EXERCISE DESCRIPTION: Copy each line holding the string "Ariel".

SUPPLIED RECORDS:
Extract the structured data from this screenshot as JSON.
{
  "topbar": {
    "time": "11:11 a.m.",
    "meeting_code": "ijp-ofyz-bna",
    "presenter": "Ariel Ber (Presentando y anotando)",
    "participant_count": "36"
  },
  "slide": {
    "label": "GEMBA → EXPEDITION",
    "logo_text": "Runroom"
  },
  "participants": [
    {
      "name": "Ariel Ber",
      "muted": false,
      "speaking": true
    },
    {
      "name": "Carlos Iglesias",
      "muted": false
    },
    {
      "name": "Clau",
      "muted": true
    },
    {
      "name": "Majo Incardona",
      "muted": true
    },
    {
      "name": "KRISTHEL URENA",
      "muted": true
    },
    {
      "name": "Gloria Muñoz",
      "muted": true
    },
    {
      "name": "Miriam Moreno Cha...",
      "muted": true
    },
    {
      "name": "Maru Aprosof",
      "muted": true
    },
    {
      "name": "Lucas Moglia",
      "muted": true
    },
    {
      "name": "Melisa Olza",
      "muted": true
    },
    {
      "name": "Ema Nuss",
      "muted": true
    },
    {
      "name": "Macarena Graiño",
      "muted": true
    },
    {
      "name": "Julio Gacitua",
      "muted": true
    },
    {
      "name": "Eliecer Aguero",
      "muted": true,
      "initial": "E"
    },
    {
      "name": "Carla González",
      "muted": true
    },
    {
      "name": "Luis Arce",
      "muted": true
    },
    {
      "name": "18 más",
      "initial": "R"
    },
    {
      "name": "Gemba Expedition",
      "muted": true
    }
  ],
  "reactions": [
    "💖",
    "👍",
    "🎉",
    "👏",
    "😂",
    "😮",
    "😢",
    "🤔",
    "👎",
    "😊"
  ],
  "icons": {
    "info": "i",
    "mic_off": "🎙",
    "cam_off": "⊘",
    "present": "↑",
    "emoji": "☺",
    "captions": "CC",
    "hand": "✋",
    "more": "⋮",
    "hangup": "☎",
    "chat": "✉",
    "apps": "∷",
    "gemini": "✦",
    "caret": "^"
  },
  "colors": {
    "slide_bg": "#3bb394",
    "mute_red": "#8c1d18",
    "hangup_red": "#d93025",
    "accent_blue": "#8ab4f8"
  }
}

ANSWER TO THIS EXERCISE:
    "presenter": "Ariel Ber (Presentando y anotando)",
      "name": "Ariel Ber",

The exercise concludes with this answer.